> [Directions for this task]
Return every line of the data below that includes the string "letter".
[Opening Extracted entries section]
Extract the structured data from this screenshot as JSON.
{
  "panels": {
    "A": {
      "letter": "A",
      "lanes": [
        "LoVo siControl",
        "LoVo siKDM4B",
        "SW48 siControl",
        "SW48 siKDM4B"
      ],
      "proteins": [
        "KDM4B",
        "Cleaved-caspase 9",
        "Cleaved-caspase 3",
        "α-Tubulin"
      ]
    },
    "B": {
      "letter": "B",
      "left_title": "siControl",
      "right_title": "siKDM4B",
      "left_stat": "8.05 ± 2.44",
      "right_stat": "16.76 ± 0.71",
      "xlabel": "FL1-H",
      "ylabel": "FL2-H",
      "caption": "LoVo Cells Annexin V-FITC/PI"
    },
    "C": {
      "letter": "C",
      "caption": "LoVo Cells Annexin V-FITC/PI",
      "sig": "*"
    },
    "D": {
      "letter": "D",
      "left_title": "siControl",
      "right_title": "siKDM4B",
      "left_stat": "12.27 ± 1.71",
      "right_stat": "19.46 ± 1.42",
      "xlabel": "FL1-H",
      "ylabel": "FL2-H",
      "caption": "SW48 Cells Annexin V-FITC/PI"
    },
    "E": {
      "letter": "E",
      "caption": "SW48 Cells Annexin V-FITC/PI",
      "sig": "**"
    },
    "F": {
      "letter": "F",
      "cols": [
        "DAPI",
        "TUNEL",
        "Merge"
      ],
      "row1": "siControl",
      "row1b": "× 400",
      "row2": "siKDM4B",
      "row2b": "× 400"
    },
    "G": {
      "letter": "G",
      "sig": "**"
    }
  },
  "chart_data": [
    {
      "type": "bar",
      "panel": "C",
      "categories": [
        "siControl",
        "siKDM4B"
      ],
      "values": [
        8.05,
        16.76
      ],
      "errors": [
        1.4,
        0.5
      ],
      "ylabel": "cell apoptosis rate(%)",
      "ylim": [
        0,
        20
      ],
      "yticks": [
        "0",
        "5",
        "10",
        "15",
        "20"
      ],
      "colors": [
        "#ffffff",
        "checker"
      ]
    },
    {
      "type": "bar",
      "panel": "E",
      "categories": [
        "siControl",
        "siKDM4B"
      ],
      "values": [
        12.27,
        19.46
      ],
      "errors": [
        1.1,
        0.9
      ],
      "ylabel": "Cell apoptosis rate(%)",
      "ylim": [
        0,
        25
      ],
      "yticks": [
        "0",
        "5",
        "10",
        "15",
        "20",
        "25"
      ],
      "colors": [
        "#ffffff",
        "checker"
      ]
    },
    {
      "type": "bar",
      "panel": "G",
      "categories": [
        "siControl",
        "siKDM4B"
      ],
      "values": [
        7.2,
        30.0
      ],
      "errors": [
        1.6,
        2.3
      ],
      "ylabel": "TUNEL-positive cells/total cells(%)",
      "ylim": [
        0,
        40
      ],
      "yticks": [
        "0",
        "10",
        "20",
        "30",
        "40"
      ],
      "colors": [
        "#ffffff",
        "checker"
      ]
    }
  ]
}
[Closing Extracted entries section]
> [Solution]
      "letter": "A",
      "letter": "B",
      "letter": "C",
      "letter": "D",
      "letter": "E",
      "letter": "F",
      "letter": "G",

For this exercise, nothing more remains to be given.